**DATASET EXTRACT:**
'''
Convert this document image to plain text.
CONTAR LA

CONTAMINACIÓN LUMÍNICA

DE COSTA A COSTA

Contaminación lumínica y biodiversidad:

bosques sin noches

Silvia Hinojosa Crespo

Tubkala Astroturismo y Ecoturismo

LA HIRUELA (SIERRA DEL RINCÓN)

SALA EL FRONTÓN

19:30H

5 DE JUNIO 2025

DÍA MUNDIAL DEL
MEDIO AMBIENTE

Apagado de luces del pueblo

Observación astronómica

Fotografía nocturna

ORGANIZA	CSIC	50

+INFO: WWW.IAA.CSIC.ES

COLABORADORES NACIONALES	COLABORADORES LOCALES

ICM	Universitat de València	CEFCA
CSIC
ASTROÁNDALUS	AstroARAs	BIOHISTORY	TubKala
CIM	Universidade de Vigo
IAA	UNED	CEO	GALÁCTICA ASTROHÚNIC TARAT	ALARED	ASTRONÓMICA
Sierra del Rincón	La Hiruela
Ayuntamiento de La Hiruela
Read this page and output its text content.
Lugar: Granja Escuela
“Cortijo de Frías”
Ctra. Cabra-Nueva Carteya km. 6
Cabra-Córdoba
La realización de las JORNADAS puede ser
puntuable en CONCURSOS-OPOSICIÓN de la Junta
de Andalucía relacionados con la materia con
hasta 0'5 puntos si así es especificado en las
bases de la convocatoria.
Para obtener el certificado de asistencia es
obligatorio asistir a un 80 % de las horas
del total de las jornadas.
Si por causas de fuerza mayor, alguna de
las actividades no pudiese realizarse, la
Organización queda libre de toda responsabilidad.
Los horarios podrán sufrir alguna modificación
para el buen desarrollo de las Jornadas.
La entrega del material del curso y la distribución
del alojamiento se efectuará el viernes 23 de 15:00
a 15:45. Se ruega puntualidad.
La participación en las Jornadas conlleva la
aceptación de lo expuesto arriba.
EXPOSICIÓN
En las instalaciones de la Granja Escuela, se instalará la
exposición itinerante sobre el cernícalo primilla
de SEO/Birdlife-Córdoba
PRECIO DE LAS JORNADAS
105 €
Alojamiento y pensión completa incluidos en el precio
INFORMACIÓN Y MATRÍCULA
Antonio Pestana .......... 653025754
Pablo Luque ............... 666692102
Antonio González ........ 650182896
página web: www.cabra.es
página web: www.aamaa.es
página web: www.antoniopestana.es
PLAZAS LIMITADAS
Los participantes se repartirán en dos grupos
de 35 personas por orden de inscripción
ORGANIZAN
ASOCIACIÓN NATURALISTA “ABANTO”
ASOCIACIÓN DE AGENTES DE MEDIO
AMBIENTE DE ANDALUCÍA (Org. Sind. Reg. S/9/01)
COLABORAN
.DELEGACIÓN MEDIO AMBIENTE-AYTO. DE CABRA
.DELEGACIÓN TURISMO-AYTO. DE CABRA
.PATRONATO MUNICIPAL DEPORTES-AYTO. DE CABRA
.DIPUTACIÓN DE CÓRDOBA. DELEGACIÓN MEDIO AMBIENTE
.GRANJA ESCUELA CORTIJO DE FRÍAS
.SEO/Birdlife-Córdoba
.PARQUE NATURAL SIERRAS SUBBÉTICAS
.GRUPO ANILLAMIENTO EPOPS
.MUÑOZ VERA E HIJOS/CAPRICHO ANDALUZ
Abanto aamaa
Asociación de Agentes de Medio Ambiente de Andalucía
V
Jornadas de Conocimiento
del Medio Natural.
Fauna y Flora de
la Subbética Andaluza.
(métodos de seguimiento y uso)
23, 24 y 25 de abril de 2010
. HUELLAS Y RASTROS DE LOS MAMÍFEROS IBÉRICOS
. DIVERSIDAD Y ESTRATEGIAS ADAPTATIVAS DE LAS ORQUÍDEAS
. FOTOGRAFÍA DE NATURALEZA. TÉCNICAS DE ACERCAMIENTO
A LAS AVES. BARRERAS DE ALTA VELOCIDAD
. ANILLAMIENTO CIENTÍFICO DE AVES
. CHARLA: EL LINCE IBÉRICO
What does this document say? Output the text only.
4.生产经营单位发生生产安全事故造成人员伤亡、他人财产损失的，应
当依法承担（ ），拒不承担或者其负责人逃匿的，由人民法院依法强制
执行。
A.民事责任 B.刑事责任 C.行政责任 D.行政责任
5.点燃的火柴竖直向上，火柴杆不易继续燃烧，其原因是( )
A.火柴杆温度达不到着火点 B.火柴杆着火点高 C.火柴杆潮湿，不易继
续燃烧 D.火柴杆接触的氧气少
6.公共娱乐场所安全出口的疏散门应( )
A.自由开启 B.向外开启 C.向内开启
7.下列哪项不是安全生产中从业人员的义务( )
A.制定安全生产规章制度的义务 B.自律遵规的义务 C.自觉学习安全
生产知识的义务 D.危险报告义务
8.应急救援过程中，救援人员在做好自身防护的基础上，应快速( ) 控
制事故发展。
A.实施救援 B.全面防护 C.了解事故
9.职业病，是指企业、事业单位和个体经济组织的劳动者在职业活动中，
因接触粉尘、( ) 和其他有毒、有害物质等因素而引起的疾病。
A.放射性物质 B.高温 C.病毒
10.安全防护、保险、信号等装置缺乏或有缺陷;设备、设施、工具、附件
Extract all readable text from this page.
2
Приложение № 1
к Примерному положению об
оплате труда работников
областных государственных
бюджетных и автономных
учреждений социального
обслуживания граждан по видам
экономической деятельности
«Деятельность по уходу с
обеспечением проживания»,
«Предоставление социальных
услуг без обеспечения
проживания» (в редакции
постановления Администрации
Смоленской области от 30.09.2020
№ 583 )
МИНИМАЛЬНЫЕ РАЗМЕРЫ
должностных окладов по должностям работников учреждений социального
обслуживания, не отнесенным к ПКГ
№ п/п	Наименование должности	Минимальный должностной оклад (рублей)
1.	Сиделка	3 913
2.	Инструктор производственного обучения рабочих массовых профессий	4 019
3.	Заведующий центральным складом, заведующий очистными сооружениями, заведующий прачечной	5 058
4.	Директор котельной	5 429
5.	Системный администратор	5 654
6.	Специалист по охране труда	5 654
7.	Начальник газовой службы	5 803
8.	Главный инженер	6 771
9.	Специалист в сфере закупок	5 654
'''
**THE REQUEST:**
Quote every record above exactly.

**TASK RESULT:**
Convert this document image to plain text.
CONTAR LA

CONTAMINACIÓN LUMÍNICA

DE COSTA A COSTA

Contaminación lumínica y biodiversidad:

bosques sin noches

Silvia Hinojosa Crespo

Tubkala Astroturismo y Ecoturismo

LA HIRUELA (SIERRA DEL RINCÓN)

SALA EL FRONTÓN

19:30H

5 DE JUNIO 2025

DÍA MUNDIAL DEL
MEDIO AMBIENTE

Apagado de luces del pueblo

Observación astronómica

Fotografía nocturna

ORGANIZA	CSIC	50

+INFO: WWW.IAA.CSIC.ES

COLABORADORES NACIONALES	COLABORADORES LOCALES

ICM	Universitat de València	CEFCA
CSIC
ASTROÁNDALUS	AstroARAs	BIOHISTORY	TubKala
CIM	Universidade de Vigo
IAA	UNED	CEO	GALÁCTICA ASTROHÚNIC TARAT	ALARED	ASTRONÓMICA
Sierra del Rincón	La Hiruela
Ayuntamiento de La Hiruela
Read this page and output its text content.
Lugar: Granja Escuela
“Cortijo de Frías”
Ctra. Cabra-Nueva Carteya km. 6
Cabra-Córdoba
La realización de las JORNADAS puede ser
puntuable en CONCURSOS-OPOSICIÓN de la Junta
de Andalucía relacionados con la materia con
hasta 0'5 puntos si así es especificado en las
bases de la convocatoria.
Para obtener el certificado de asistencia es
obligatorio asistir a un 80 % de las horas
del total de las jornadas.
Si por causas de fuerza mayor, alguna de
las actividades no pudiese realizarse, la
Organización queda libre de toda responsabilidad.
Los horarios podrán sufrir alguna modificación
para el buen desarrollo de las Jornadas.
La entrega del material del curso y la distribución
del alojamiento se efectuará el viernes 23 de 15:00
a 15:45. Se ruega puntualidad.
La participación en las Jornadas conlleva la
aceptación de lo expuesto arriba.
EXPOSICIÓN
En las instalaciones de la Granja Escuela, se instalará la
exposición itinerante sobre el cernícalo primilla
de SEO/Birdlife-Córdoba
PRECIO DE LAS JORNADAS
105 €
Alojamiento y pensión completa incluidos en el precio
INFORMACIÓN Y MATRÍCULA
Antonio Pestana .......... 653025754
Pablo Luque ............... 666692102
Antonio González ........ 650182896
página web: www.cabra.es
página web: www.aamaa.es
página web: www.antoniopestana.es
PLAZAS LIMITADAS
Los participantes se repartirán en dos grupos
de 35 personas por orden de inscripción
ORGANIZAN
ASOCIACIÓN NATURALISTA “ABANTO”
ASOCIACIÓN DE AGENTES DE MEDIO
AMBIENTE DE ANDALUCÍA (Org. Sind. Reg. S/9/01)
COLABORAN
.DELEGACIÓN MEDIO AMBIENTE-AYTO. DE CABRA
.DELEGACIÓN TURISMO-AYTO. DE CABRA
.PATRONATO MUNICIPAL DEPORTES-AYTO. DE CABRA
.DIPUTACIÓN DE CÓRDOBA. DELEGACIÓN MEDIO AMBIENTE
.GRANJA ESCUELA CORTIJO DE FRÍAS
.SEO/Birdlife-Córdoba
.PARQUE NATURAL SIERRAS SUBBÉTICAS
.GRUPO ANILLAMIENTO EPOPS
.MUÑOZ VERA E HIJOS/CAPRICHO ANDALUZ
Abanto aamaa
Asociación de Agentes de Medio Ambiente de Andalucía
V
Jornadas de Conocimiento
del Medio Natural.
Fauna y Flora de
la Subbética Andaluza.
(métodos de seguimiento y uso)
23, 24 y 25 de abril de 2010
. HUELLAS Y RASTROS DE LOS MAMÍFEROS IBÉRICOS
. DIVERSIDAD Y ESTRATEGIAS ADAPTATIVAS DE LAS ORQUÍDEAS
. FOTOGRAFÍA DE NATURALEZA. TÉCNICAS DE ACERCAMIENTO
A LAS AVES. BARRERAS DE ALTA VELOCIDAD
. ANILLAMIENTO CIENTÍFICO DE AVES
. CHARLA: EL LINCE IBÉRICO
What does this document say? Output the text only.
4.生产经营单位发生生产安全事故造成人员伤亡、他人财产损失的，应
当依法承担（ ），拒不承担或者其负责人逃匿的，由人民法院依法强制
执行。
A.民事责任 B.刑事责任 C.行政责任 D.行政责任
5.点燃的火柴竖直向上，火柴杆不易继续燃烧，其原因是( )
A.火柴杆温度达不到着火点 B.火柴杆着火点高 C.火柴杆潮湿，不易继
续燃烧 D.火柴杆接触的氧气少
6.公共娱乐场所安全出口的疏散门应( )
A.自由开启 B.向外开启 C.向内开启
7.下列哪项不是安全生产中从业人员的义务( )
A.制定安全生产规章制度的义务 B.自律遵规的义务 C.自觉学习安全
生产知识的义务 D.危险报告义务
8.应急救援过程中，救援人员在做好自身防护的基础上，应快速( ) 控
制事故发展。
A.实施救援 B.全面防护 C.了解事故
9.职业病，是指企业、事业单位和个体经济组织的劳动者在职业活动中，
因接触粉尘、( ) 和其他有毒、有害物质等因素而引起的疾病。
A.放射性物质 B.高温 C.病毒
10.安全防护、保险、信号等装置缺乏或有缺陷;设备、设施、工具、附件
Extract all readable text from this page.
2
Приложение № 1
к Примерному положению об
оплате труда работников
областных государственных
бюджетных и автономных
учреждений социального
обслуживания граждан по видам
экономической деятельности
«Деятельность по уходу с
обеспечением проживания»,
«Предоставление социальных
услуг без обеспечения
проживания» (в редакции
постановления Администрации
Смоленской области от 30.09.2020
№ 583 )
МИНИМАЛЬНЫЕ РАЗМЕРЫ
должностных окладов по должностям работников учреждений социального
обслуживания, не отнесенным к ПКГ
№ п/п	Наименование должности	Минимальный должностной оклад (рублей)
1.	Сиделка	3 913
2.	Инструктор производственного обучения рабочих массовых профессий	4 019
3.	Заведующий центральным складом, заведующий очистными сооружениями, заведующий прачечной	5 058
4.	Директор котельной	5 429
5.	Системный администратор	5 654
6.	Специалист по охране труда	5 654
7.	Начальник газовой службы	5 803
8.	Главный инженер	6 771
9.	Специалист в сфере закупок	5 654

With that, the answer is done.